***** Input records *****

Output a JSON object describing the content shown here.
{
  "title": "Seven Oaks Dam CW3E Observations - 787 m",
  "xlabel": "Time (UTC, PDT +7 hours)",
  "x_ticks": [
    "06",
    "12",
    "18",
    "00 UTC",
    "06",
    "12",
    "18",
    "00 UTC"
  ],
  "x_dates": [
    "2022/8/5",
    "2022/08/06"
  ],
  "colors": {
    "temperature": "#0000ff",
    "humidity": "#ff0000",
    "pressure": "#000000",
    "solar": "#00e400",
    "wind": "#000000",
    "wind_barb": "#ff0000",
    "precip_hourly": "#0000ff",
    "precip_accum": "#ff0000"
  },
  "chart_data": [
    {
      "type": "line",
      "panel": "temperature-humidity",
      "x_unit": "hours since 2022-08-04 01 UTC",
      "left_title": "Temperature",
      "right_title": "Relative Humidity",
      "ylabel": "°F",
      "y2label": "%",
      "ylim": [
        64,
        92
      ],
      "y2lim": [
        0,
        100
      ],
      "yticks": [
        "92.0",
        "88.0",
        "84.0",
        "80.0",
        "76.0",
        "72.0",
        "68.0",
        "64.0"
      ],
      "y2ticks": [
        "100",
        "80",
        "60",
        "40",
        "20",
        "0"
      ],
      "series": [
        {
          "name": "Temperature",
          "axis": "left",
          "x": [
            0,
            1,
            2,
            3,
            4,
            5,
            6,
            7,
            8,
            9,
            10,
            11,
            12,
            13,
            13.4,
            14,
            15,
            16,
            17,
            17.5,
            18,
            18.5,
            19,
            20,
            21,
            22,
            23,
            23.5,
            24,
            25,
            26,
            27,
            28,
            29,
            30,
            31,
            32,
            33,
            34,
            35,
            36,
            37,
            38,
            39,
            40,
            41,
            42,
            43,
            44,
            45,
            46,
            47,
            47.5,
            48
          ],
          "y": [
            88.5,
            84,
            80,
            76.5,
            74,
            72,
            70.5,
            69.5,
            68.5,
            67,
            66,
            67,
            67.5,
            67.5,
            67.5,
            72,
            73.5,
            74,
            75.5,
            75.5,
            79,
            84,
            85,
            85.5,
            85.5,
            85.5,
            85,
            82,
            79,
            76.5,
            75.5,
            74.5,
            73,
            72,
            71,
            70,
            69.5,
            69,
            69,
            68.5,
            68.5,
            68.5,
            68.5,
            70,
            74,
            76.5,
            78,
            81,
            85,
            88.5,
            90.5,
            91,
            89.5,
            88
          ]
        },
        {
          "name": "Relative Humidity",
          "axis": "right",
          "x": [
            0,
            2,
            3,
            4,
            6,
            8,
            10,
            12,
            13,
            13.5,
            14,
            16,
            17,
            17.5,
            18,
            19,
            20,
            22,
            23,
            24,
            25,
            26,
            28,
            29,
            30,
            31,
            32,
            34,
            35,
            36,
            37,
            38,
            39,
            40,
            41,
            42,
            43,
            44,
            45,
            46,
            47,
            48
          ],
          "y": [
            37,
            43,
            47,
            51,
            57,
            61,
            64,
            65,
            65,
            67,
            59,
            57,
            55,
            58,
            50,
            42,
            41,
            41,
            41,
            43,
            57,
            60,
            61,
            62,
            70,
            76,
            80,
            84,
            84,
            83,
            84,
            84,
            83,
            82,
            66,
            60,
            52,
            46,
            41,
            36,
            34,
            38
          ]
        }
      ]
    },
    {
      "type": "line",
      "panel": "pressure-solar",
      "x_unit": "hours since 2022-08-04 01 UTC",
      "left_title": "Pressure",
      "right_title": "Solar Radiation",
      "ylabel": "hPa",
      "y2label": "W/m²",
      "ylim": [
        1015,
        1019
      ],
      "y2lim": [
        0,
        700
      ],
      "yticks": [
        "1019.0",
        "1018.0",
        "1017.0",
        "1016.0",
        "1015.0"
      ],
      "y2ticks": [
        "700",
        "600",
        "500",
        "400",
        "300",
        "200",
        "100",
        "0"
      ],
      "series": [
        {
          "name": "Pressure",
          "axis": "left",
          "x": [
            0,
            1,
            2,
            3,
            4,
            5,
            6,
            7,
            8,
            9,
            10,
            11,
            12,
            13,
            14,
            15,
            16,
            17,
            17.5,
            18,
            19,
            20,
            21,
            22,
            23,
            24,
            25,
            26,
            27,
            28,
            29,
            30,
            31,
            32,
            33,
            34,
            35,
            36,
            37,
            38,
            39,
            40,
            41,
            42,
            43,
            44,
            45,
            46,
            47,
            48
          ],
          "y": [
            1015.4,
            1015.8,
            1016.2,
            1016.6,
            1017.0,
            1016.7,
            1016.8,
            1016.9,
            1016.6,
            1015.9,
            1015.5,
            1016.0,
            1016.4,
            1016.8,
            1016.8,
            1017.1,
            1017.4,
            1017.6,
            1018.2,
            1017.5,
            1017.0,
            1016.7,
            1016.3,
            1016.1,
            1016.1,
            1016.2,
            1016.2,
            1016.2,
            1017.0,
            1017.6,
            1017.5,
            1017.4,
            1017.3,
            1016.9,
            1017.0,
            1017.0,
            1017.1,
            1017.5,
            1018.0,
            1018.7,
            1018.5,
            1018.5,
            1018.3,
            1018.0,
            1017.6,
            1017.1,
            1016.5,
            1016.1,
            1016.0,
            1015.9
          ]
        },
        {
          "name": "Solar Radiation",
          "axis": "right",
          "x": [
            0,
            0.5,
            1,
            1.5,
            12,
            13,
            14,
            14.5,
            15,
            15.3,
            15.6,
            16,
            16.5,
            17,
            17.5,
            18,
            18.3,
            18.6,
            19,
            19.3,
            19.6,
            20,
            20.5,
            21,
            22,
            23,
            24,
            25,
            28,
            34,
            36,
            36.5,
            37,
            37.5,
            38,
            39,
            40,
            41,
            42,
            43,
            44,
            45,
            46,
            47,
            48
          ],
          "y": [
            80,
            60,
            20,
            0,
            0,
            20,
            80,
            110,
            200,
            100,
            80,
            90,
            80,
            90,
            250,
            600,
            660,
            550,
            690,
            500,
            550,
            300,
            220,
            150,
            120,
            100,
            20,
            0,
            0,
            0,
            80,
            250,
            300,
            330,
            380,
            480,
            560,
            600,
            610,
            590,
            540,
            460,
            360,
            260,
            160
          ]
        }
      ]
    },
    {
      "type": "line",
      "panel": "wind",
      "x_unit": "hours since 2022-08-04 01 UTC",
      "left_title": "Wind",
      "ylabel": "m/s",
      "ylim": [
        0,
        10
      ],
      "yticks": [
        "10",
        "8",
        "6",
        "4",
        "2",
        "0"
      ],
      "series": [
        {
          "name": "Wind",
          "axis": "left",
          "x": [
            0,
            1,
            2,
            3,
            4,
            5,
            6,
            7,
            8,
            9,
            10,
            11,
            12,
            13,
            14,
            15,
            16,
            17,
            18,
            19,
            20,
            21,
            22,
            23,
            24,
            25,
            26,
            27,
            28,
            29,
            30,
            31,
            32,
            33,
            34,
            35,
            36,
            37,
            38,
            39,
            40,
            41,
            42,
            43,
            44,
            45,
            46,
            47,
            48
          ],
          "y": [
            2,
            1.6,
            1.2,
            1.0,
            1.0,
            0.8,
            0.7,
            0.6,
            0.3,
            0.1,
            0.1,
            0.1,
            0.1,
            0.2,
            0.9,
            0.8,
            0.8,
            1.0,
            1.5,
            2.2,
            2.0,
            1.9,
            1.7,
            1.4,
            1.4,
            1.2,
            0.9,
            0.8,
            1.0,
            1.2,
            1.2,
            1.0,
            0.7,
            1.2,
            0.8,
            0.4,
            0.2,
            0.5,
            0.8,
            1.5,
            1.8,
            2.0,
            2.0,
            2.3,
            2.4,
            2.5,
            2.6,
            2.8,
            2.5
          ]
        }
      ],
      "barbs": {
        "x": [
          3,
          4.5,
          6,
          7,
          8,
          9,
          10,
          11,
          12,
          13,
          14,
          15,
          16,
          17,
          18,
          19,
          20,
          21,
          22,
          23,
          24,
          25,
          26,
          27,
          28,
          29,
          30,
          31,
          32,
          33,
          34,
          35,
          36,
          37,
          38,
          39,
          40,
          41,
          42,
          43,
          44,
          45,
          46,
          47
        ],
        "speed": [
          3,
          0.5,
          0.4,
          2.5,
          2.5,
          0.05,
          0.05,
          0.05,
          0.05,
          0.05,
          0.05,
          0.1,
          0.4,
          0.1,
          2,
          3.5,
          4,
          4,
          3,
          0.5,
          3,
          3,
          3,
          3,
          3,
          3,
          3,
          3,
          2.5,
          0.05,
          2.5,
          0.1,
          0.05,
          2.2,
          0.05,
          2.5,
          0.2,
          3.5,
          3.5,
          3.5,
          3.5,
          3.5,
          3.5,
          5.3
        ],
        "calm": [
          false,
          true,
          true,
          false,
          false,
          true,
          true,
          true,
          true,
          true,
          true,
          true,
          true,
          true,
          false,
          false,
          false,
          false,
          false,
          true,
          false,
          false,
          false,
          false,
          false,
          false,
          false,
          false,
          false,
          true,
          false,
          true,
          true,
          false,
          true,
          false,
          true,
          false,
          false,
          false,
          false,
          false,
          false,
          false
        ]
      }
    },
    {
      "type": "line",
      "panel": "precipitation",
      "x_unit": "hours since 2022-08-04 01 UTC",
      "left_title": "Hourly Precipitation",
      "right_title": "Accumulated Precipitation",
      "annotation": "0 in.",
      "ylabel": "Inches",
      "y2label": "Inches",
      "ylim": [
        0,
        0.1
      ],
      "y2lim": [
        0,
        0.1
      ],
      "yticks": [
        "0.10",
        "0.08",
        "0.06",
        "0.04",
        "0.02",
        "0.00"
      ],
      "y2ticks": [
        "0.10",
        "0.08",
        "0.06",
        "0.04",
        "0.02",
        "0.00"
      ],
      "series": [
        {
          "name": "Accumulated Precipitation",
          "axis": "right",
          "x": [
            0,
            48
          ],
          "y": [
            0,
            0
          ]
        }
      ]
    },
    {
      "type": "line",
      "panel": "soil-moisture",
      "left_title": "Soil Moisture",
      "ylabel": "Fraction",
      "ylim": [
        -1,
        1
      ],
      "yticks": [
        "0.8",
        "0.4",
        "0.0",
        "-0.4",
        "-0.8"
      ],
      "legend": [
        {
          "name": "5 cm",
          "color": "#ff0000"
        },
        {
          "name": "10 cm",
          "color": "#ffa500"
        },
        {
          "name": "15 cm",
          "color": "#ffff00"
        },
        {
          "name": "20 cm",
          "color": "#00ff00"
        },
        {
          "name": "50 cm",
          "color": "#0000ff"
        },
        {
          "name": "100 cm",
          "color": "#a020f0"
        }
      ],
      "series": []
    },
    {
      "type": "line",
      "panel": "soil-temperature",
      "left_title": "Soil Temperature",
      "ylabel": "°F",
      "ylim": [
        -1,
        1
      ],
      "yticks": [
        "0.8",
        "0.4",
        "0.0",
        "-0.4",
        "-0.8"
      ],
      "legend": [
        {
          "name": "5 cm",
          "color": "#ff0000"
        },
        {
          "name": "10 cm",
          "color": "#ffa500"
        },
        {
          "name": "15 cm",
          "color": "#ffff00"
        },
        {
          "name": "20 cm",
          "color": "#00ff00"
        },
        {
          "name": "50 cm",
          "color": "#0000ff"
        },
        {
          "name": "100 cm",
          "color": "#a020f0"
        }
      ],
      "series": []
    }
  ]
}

*****

Aim:
Your answer should be only the number of lines that hold the word "Relative".

Result:
2